§ TASK BRIEF: What lines of the data hold the string "Основы"? Pull each one out.
** Begin RECORDS SHOWN **
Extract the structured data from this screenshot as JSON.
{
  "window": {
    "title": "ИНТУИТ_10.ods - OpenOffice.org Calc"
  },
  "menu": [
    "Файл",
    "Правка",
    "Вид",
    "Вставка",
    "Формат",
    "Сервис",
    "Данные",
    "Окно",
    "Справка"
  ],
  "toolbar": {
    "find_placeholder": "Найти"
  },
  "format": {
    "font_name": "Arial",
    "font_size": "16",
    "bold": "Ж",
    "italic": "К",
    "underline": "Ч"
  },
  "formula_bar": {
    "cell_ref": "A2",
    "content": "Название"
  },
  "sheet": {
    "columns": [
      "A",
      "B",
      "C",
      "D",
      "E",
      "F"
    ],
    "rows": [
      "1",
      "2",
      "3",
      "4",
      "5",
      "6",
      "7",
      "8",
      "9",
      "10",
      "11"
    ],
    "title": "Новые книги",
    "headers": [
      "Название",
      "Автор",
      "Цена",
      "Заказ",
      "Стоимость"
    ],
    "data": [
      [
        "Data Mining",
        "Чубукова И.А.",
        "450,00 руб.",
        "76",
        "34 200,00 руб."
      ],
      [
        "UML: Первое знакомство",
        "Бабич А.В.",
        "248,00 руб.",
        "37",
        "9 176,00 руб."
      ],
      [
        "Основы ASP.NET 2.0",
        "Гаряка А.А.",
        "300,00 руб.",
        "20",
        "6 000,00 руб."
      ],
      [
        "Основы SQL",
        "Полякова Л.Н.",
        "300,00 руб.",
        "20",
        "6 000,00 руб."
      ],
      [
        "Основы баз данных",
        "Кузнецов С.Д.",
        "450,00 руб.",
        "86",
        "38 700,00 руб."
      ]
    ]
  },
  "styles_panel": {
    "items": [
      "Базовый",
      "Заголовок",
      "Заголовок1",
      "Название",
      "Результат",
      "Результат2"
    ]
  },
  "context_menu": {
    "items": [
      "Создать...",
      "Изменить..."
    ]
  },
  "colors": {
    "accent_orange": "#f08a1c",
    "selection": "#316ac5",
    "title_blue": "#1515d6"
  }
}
** End RECORDS SHOWN **
§ FINISHED ANSWER:
        "Основы ASP.NET 2.0",
        "Основы SQL",
        "Основы баз данных",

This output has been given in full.